▶ [What you are asked to do]:
Print all of the lines exactly. Any picture among them stays out.

▶ [Data entries]:
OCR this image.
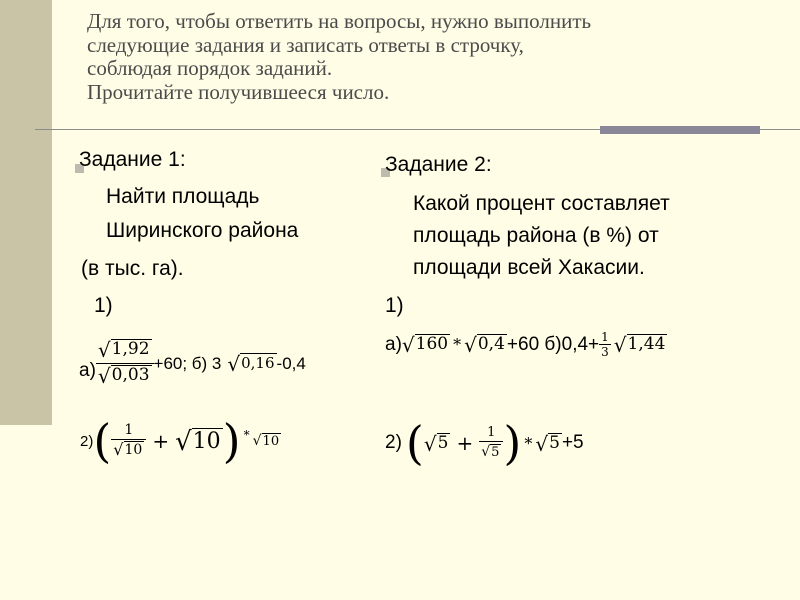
Для того, чтобы ответить на вопросы, нужно выполнить
следующие задания и записать ответы в строчку,
соблюдая порядок заданий.
Прочитайте получившееся число.
Задание 1:
Найти площадь
Ширинского района
(в тыс. га).
1)
$а) \frac{√ 1,92}{√ 0,03} +60$; б) 3 √ 0,16 -0,4
2) ( $\frac{1}{√ 10}$ + √ 10 ) * √ 10
Задание 2:
Какой процент составляет
площадь района (в %) от
площади всей Хакасии.
1)
а) √ 160 * √ 0,4 +60 $б)0,4+ \frac{1}{3}$ √ 1,44
2) ( √ $5 + \frac{1}{√ 5}$ ) * √ 5 +5
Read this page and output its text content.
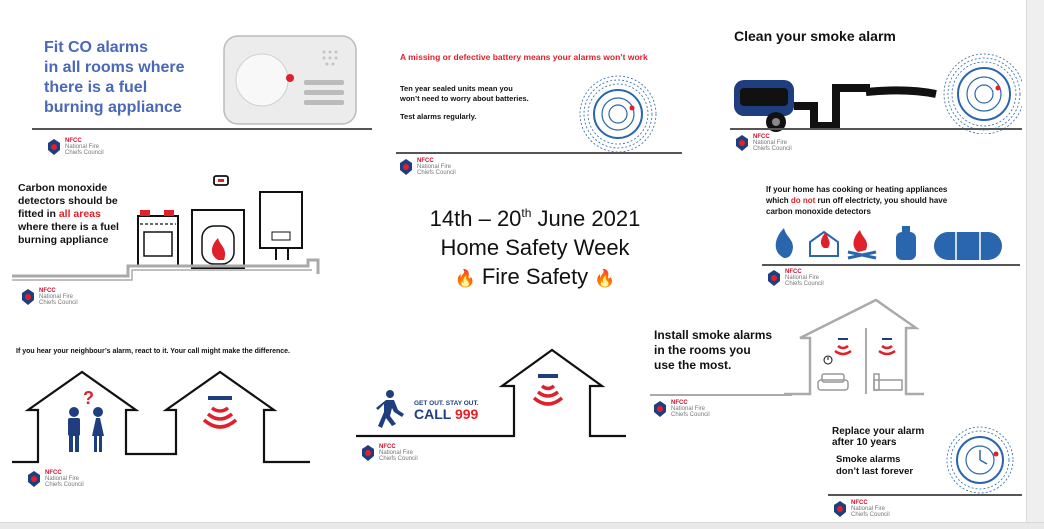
Fit CO alarms
in all rooms where
there is a fuel
burning appliance
NFCC
National Fire
Chiefs Council
A missing or defective battery means your alarms won’t work
Ten year sealed units mean you
won’t need to worry about batteries.
Test alarms regularly.
NFCC
National Fire
Chiefs Council
Clean your smoke alarm
NFCC
National Fire
Chiefs Council
Carbon monoxide
detectors should be
fitted in all areas
where there is a fuel
burning appliance
NFCC
National Fire
Chiefs Council
14th – 20th June 2021
Home Safety Week
🔥 Fire Safety 🔥
If your home has cooking or heating appliances
which do not run off electricty, you should have
carbon monoxide detectors
NFCC
National Fire
Chiefs Council
If you hear your neighbour’s alarm, react to it. Your call might make the difference.
?
NFCC
National Fire
Chiefs Council
GET OUT. STAY OUT.
CALL 999
NFCC
National Fire
Chiefs Council
Install smoke alarms
in the rooms you
use the most.
NFCC
National Fire
Chiefs Council
Replace your alarm
after 10 years
Smoke alarms
don’t last forever
NFCC
National Fire
Chiefs Council
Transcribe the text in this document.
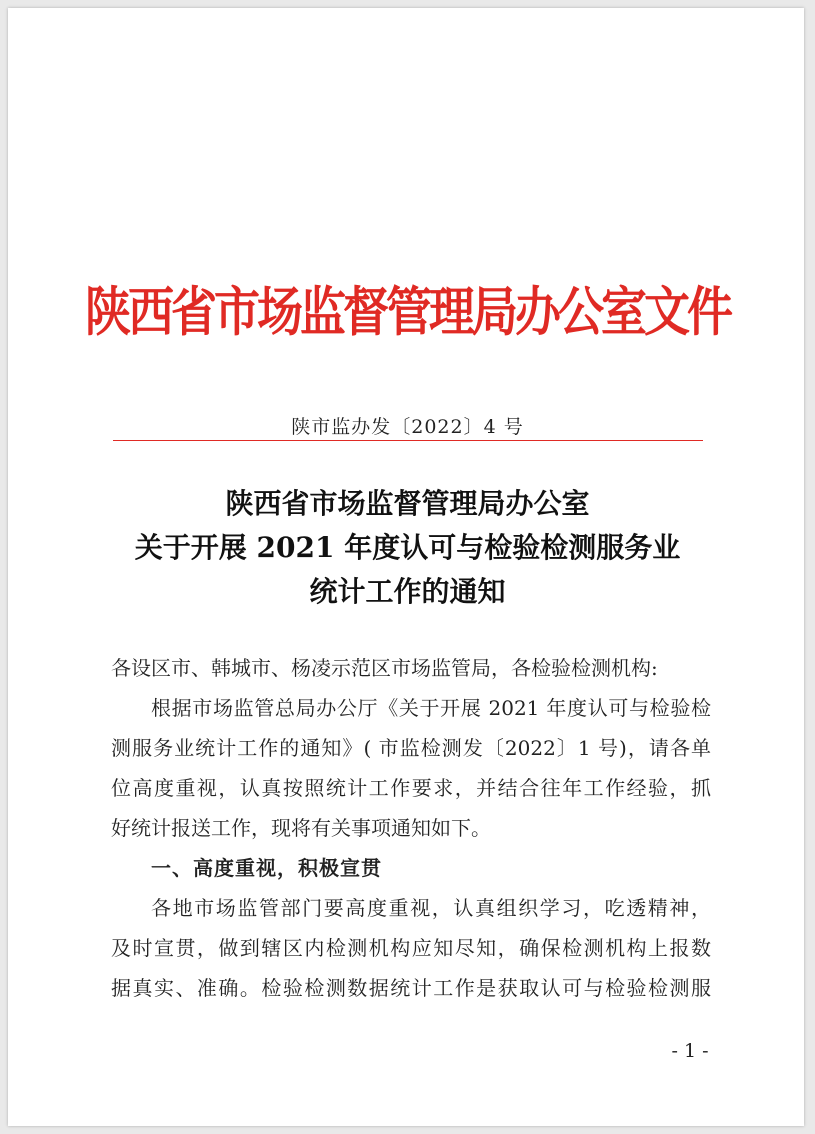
陕西省市场监督管理局办公室文件
陕市监办发〔2022〕4 号
陕西省市场监督管理局办公室
关于开展 2021 年度认可与检验检测服务业
统计工作的通知
各设区市、韩城市、杨凌示范区市场监管局，各检验检测机构:
根据市场监管总局办公厅《关于开展 2021 年度认可与检验检
测服务业统计工作的通知》( 市监检测发〔2022〕1 号)，请各单
位高度重视，认真按照统计工作要求，并结合往年工作经验，抓
好统计报送工作，现将有关事项通知如下。
一、高度重视，积极宣贯
各地市场监管部门要高度重视，认真组织学习，吃透精神，
及时宣贯，做到辖区内检测机构应知尽知，确保检测机构上报数
据真实、准确。检验检测数据统计工作是获取认可与检验检测服
- 1 -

▶ [Answer for the task]:
OCR this image.
Для того, чтобы ответить на вопросы, нужно выполнить
следующие задания и записать ответы в строчку,
соблюдая порядок заданий.
Прочитайте получившееся число.
Задание 1:
Найти площадь
Ширинского района
(в тыс. га).
1)
$а) \frac{√ 1,92}{√ 0,03} +60$; б) 3 √ 0,16 -0,4
2) ( $\frac{1}{√ 10}$ + √ 10 ) * √ 10
Задание 2:
Какой процент составляет
площадь района (в %) от
площади всей Хакасии.
1)
а) √ 160 * √ 0,4 +60 $б)0,4+ \frac{1}{3}$ √ 1,44
2) ( √ $5 + \frac{1}{√ 5}$ ) * √ 5 +5
Read this page and output its text content.
Fit CO alarms
in all rooms where
there is a fuel
burning appliance
NFCC
National Fire
Chiefs Council
A missing or defective battery means your alarms won’t work
Ten year sealed units mean you
won’t need to worry about batteries.
Test alarms regularly.
NFCC
National Fire
Chiefs Council
Clean your smoke alarm
NFCC
National Fire
Chiefs Council
Carbon monoxide
detectors should be
fitted in all areas
where there is a fuel
burning appliance
NFCC
National Fire
Chiefs Council
14th – 20th June 2021
Home Safety Week
🔥 Fire Safety 🔥
If your home has cooking or heating appliances
which do not run off electricty, you should have
carbon monoxide detectors
NFCC
National Fire
Chiefs Council
If you hear your neighbour’s alarm, react to it. Your call might make the difference.
?
NFCC
National Fire
Chiefs Council
GET OUT. STAY OUT.
CALL 999
NFCC
National Fire
Chiefs Council
Install smoke alarms
in the rooms you
use the most.
NFCC
National Fire
Chiefs Council
Replace your alarm
after 10 years
Smoke alarms
don’t last forever
NFCC
National Fire
Chiefs Council
Transcribe the text in this document.
陕西省市场监督管理局办公室文件
陕市监办发〔2022〕4 号
陕西省市场监督管理局办公室
关于开展 2021 年度认可与检验检测服务业
统计工作的通知
各设区市、韩城市、杨凌示范区市场监管局，各检验检测机构:
根据市场监管总局办公厅《关于开展 2021 年度认可与检验检
测服务业统计工作的通知》( 市监检测发〔2022〕1 号)，请各单
位高度重视，认真按照统计工作要求，并结合往年工作经验，抓
好统计报送工作，现将有关事项通知如下。
一、高度重视，积极宣贯
各地市场监管部门要高度重视，认真组织学习，吃透精神，
及时宣贯，做到辖区内检测机构应知尽知，确保检测机构上报数
据真实、准确。检验检测数据统计工作是获取认可与检验检测服
- 1 -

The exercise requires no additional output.